- _WORK TO COMPLETE_:
What follows is a set of entries. Repeat them exactly, but not their pictures.

- _MATERIAL FOR THE TASK_:

┏━━

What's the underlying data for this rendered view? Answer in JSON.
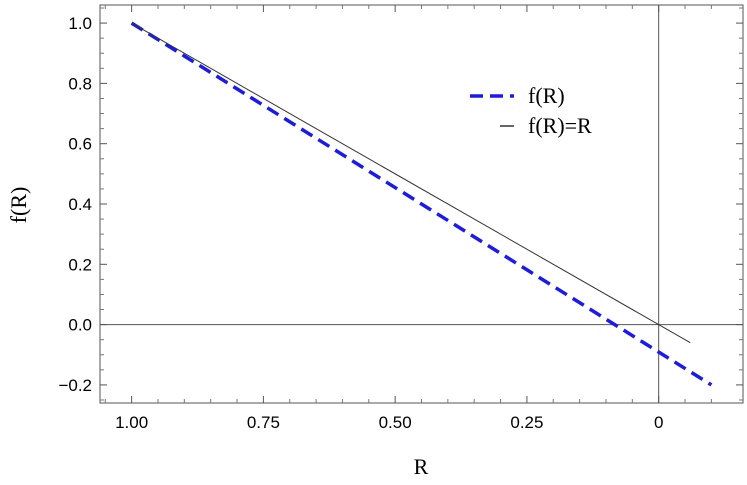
{
  "chart_data": {
    "type": "line",
    "title": "",
    "xlabel": "R",
    "ylabel": "f(R)",
    "x_reversed": true,
    "xlim": [
      1.06,
      -0.16
    ],
    "ylim": [
      -0.26,
      1.06
    ],
    "x_ticks": [
      {
        "value": 1.0,
        "label": "1.00"
      },
      {
        "value": 0.75,
        "label": "0.75"
      },
      {
        "value": 0.5,
        "label": "0.50"
      },
      {
        "value": 0.25,
        "label": "0.25"
      },
      {
        "value": 0.0,
        "label": "0"
      }
    ],
    "y_ticks": [
      {
        "value": -0.2,
        "label": "−0.2"
      },
      {
        "value": 0.0,
        "label": "0.0"
      },
      {
        "value": 0.2,
        "label": "0.2"
      },
      {
        "value": 0.4,
        "label": "0.4"
      },
      {
        "value": 0.6,
        "label": "0.6"
      },
      {
        "value": 0.8,
        "label": "0.8"
      },
      {
        "value": 1.0,
        "label": "1.0"
      }
    ],
    "grid": false,
    "legend_position": "top-right",
    "series": [
      {
        "name": "f(R)",
        "style": "dashed",
        "color": "#1a1aee",
        "x": [
          1.0,
          -0.1
        ],
        "y": [
          1.0,
          -0.2
        ]
      },
      {
        "name": "f(R)=R",
        "style": "solid",
        "color": "#333333",
        "x": [
          1.0,
          -0.06
        ],
        "y": [
          1.0,
          -0.06
        ]
      }
    ]
  }
}
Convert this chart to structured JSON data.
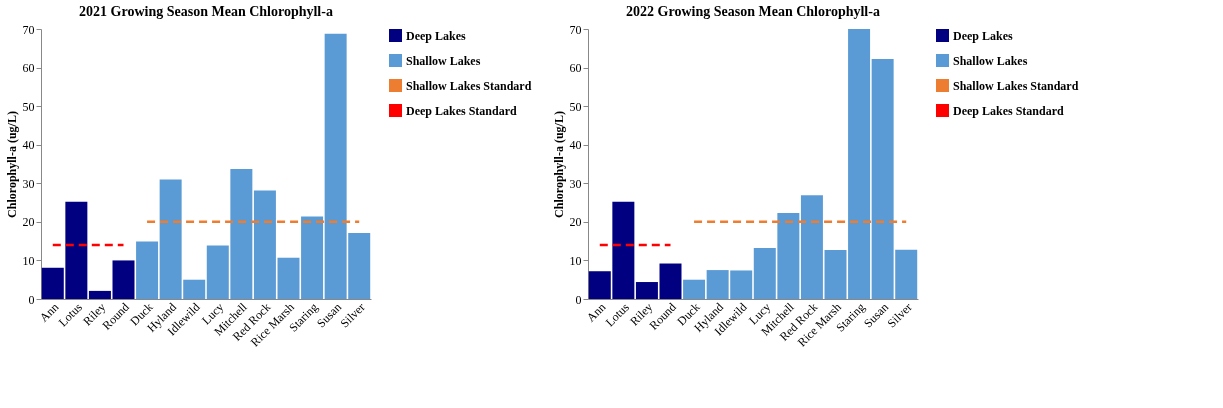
{
  "chart_data": [
    {
      "type": "bar",
      "title": "2021 Growing Season Mean Chlorophyll-a",
      "ylabel": "Chlorophyll-a  (ug/L)",
      "categories": [
        "Ann",
        "Lotus",
        "Riley",
        "Round",
        "Duck",
        "Hyland",
        "Idlewild",
        "Lucy",
        "Mitchell",
        "Red Rock",
        "Rice Marsh",
        "Staring",
        "Susan",
        "Silver"
      ],
      "series": [
        {
          "name": "Deep Lakes",
          "color": "#000080",
          "values": [
            8.1,
            25.2,
            2.1,
            10.0,
            null,
            null,
            null,
            null,
            null,
            null,
            null,
            null,
            null,
            null
          ]
        },
        {
          "name": "Shallow Lakes",
          "color": "#5b9bd5",
          "values": [
            null,
            null,
            null,
            null,
            14.9,
            31.0,
            5.0,
            13.9,
            33.7,
            28.1,
            10.7,
            21.4,
            68.8,
            17.1
          ]
        },
        {
          "name": "Shallow Lakes Standard",
          "type": "line",
          "line_style": "dashed",
          "color": "#ed7d31",
          "values": [
            null,
            null,
            null,
            null,
            20,
            20,
            20,
            20,
            20,
            20,
            20,
            20,
            20,
            20
          ]
        },
        {
          "name": "Deep Lakes Standard",
          "type": "line",
          "line_style": "dashed",
          "color": "#ff0000",
          "values": [
            14,
            14,
            14,
            14,
            null,
            null,
            null,
            null,
            null,
            null,
            null,
            null,
            null,
            null
          ]
        }
      ],
      "ylim": [
        0,
        70
      ],
      "yticks": [
        0,
        10,
        20,
        30,
        40,
        50,
        60,
        70
      ],
      "grid": false,
      "legend": "right"
    },
    {
      "type": "bar",
      "title": "2022 Growing Season Mean Chlorophyll-a",
      "ylabel": "Chlorophyll-a  (ug/L)",
      "categories": [
        "Ann",
        "Lotus",
        "Riley",
        "Round",
        "Duck",
        "Hyland",
        "Idlewild",
        "Lucy",
        "Mitchell",
        "Red Rock",
        "Rice Marsh",
        "Staring",
        "Susan",
        "Silver"
      ],
      "series": [
        {
          "name": "Deep Lakes",
          "color": "#000080",
          "values": [
            7.2,
            25.2,
            4.4,
            9.2,
            null,
            null,
            null,
            null,
            null,
            null,
            null,
            null,
            null,
            null
          ]
        },
        {
          "name": "Shallow Lakes",
          "color": "#5b9bd5",
          "values": [
            null,
            null,
            null,
            null,
            5.0,
            7.5,
            7.4,
            13.2,
            22.3,
            26.9,
            12.7,
            70.0,
            62.2,
            12.8
          ]
        },
        {
          "name": "Shallow Lakes Standard",
          "type": "line",
          "line_style": "dashed",
          "color": "#ed7d31",
          "values": [
            null,
            null,
            null,
            null,
            20,
            20,
            20,
            20,
            20,
            20,
            20,
            20,
            20,
            20
          ]
        },
        {
          "name": "Deep Lakes Standard",
          "type": "line",
          "line_style": "dashed",
          "color": "#ff0000",
          "values": [
            14,
            14,
            14,
            14,
            null,
            null,
            null,
            null,
            null,
            null,
            null,
            null,
            null,
            null
          ]
        }
      ],
      "ylim": [
        0,
        70
      ],
      "yticks": [
        0,
        10,
        20,
        30,
        40,
        50,
        60,
        70
      ],
      "grid": false,
      "legend": "right"
    }
  ]
}
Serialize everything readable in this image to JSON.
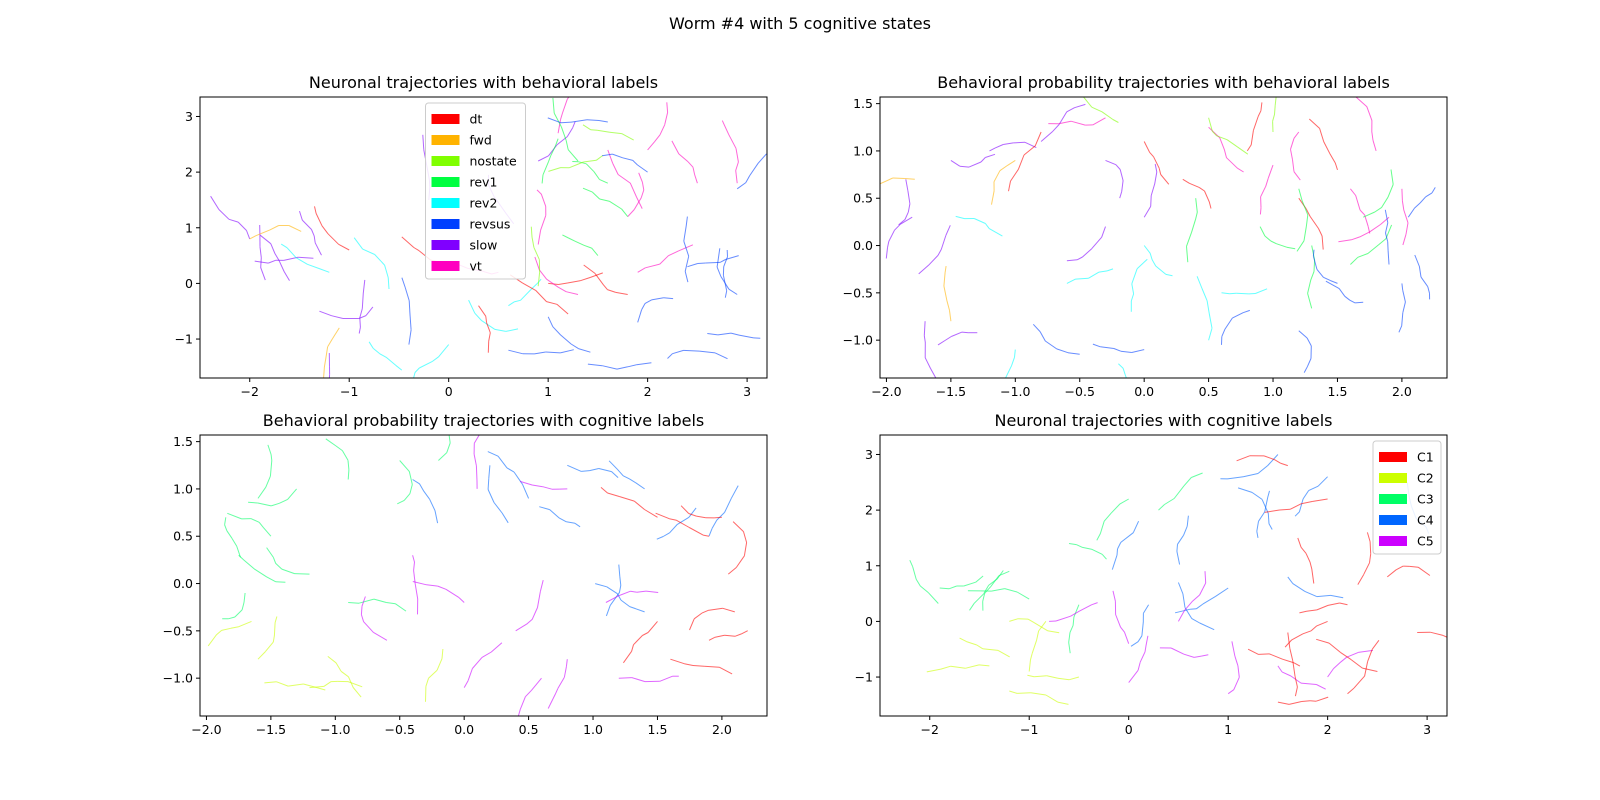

┗━━

- _EXERCISE ANSWER_:
What's the underlying data for this rendered view? Answer in JSON.
{
  "chart_data": {
    "type": "line",
    "title": "",
    "xlabel": "R",
    "ylabel": "f(R)",
    "x_reversed": true,
    "xlim": [
      1.06,
      -0.16
    ],
    "ylim": [
      -0.26,
      1.06
    ],
    "x_ticks": [
      {
        "value": 1.0,
        "label": "1.00"
      },
      {
        "value": 0.75,
        "label": "0.75"
      },
      {
        "value": 0.5,
        "label": "0.50"
      },
      {
        "value": 0.25,
        "label": "0.25"
      },
      {
        "value": 0.0,
        "label": "0"
      }
    ],
    "y_ticks": [
      {
        "value": -0.2,
        "label": "−0.2"
      },
      {
        "value": 0.0,
        "label": "0.0"
      },
      {
        "value": 0.2,
        "label": "0.2"
      },
      {
        "value": 0.4,
        "label": "0.4"
      },
      {
        "value": 0.6,
        "label": "0.6"
      },
      {
        "value": 0.8,
        "label": "0.8"
      },
      {
        "value": 1.0,
        "label": "1.0"
      }
    ],
    "grid": false,
    "legend_position": "top-right",
    "series": [
      {
        "name": "f(R)",
        "style": "dashed",
        "color": "#1a1aee",
        "x": [
          1.0,
          -0.1
        ],
        "y": [
          1.0,
          -0.2
        ]
      },
      {
        "name": "f(R)=R",
        "style": "solid",
        "color": "#333333",
        "x": [
          1.0,
          -0.06
        ],
        "y": [
          1.0,
          -0.06
        ]
      }
    ]
  }
}
Convert this chart to structured JSON data.
{
  "chart_data": [
    {
      "type": "bar",
      "title": "2021 Growing Season Mean Chlorophyll-a",
      "ylabel": "Chlorophyll-a  (ug/L)",
      "categories": [
        "Ann",
        "Lotus",
        "Riley",
        "Round",
        "Duck",
        "Hyland",
        "Idlewild",
        "Lucy",
        "Mitchell",
        "Red Rock",
        "Rice Marsh",
        "Staring",
        "Susan",
        "Silver"
      ],
      "series": [
        {
          "name": "Deep Lakes",
          "color": "#000080",
          "values": [
            8.1,
            25.2,
            2.1,
            10.0,
            null,
            null,
            null,
            null,
            null,
            null,
            null,
            null,
            null,
            null
          ]
        },
        {
          "name": "Shallow Lakes",
          "color": "#5b9bd5",
          "values": [
            null,
            null,
            null,
            null,
            14.9,
            31.0,
            5.0,
            13.9,
            33.7,
            28.1,
            10.7,
            21.4,
            68.8,
            17.1
          ]
        },
        {
          "name": "Shallow Lakes Standard",
          "type": "line",
          "line_style": "dashed",
          "color": "#ed7d31",
          "values": [
            null,
            null,
            null,
            null,
            20,
            20,
            20,
            20,
            20,
            20,
            20,
            20,
            20,
            20
          ]
        },
        {
          "name": "Deep Lakes Standard",
          "type": "line",
          "line_style": "dashed",
          "color": "#ff0000",
          "values": [
            14,
            14,
            14,
            14,
            null,
            null,
            null,
            null,
            null,
            null,
            null,
            null,
            null,
            null
          ]
        }
      ],
      "ylim": [
        0,
        70
      ],
      "yticks": [
        0,
        10,
        20,
        30,
        40,
        50,
        60,
        70
      ],
      "grid": false,
      "legend": "right"
    },
    {
      "type": "bar",
      "title": "2022 Growing Season Mean Chlorophyll-a",
      "ylabel": "Chlorophyll-a  (ug/L)",
      "categories": [
        "Ann",
        "Lotus",
        "Riley",
        "Round",
        "Duck",
        "Hyland",
        "Idlewild",
        "Lucy",
        "Mitchell",
        "Red Rock",
        "Rice Marsh",
        "Staring",
        "Susan",
        "Silver"
      ],
      "series": [
        {
          "name": "Deep Lakes",
          "color": "#000080",
          "values": [
            7.2,
            25.2,
            4.4,
            9.2,
            null,
            null,
            null,
            null,
            null,
            null,
            null,
            null,
            null,
            null
          ]
        },
        {
          "name": "Shallow Lakes",
          "color": "#5b9bd5",
          "values": [
            null,
            null,
            null,
            null,
            5.0,
            7.5,
            7.4,
            13.2,
            22.3,
            26.9,
            12.7,
            70.0,
            62.2,
            12.8
          ]
        },
        {
          "name": "Shallow Lakes Standard",
          "type": "line",
          "line_style": "dashed",
          "color": "#ed7d31",
          "values": [
            null,
            null,
            null,
            null,
            20,
            20,
            20,
            20,
            20,
            20,
            20,
            20,
            20,
            20
          ]
        },
        {
          "name": "Deep Lakes Standard",
          "type": "line",
          "line_style": "dashed",
          "color": "#ff0000",
          "values": [
            14,
            14,
            14,
            14,
            null,
            null,
            null,
            null,
            null,
            null,
            null,
            null,
            null,
            null
          ]
        }
      ],
      "ylim": [
        0,
        70
      ],
      "yticks": [
        0,
        10,
        20,
        30,
        40,
        50,
        60,
        70
      ],
      "grid": false,
      "legend": "right"
    }
  ]
}
Serialize everything readable in this image to JSON.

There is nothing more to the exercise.